**** Source data ****

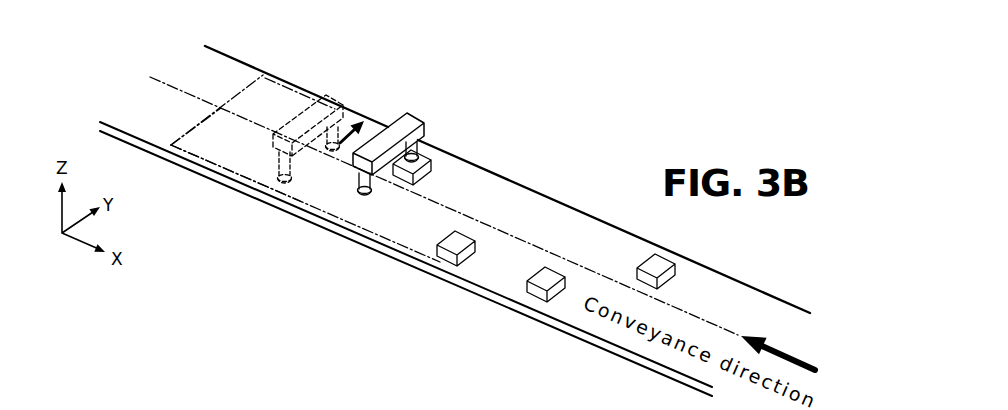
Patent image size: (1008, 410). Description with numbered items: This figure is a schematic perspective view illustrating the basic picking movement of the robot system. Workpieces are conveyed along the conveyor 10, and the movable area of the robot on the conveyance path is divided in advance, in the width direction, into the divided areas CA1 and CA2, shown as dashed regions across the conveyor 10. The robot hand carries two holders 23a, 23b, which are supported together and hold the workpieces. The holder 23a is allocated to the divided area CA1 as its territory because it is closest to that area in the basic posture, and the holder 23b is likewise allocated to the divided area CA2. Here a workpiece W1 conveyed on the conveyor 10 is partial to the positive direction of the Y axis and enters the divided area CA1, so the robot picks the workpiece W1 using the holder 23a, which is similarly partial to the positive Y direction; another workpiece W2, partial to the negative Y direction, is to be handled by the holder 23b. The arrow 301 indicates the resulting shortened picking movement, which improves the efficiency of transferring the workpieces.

The conveyor 10 is at (274, 38).
The divided area CA1 is at (286, 100).
The divided area CA2 is at (239, 152).
The arrow 301 is at (341, 150).
The holder 23a is at (418, 142).
The holder 23b is at (373, 180).
The workpiece W1 is at (432, 166).
The workpiece W2 is at (440, 232).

****

Task instructions: Keep only the lines in the entries above that contain the word "area", copying each one in full.

Task answer:
Patent image size: (1008, 410). Description with numbered items: This figure is a schematic perspective view illustrating the basic picking movement of the robot system. Workpieces are conveyed along the conveyor 10, and the movable area of the robot on the conveyance path is divided in advance, in the width direction, into the divided areas CA1 and CA2, shown as dashed regions across the conveyor 10. The robot hand carries two holders 23a, 23b, which are supported together and hold the workpieces. The holder 23a is allocated to the divided area CA1 as its territory because it is closest to that area in the basic posture, and the holder 23b is likewise allocated to the divided area CA2. Here a workpiece W1 conveyed on the conveyor 10 is partial to the positive direction of the Y axis and enters the divided area CA1, so the robot picks the workpiece W1 using the holder 23a, which is similarly partial to the positive Y direction; another workpiece W2, partial to the negative Y direction, is to be handled by the holder 23b. The arrow 301 indicates the resulting shortened picking movement, which improves the efficiency of transferring the workpieces.
The divided area CA1 is at (286, 100).
The divided area CA2 is at (239, 152).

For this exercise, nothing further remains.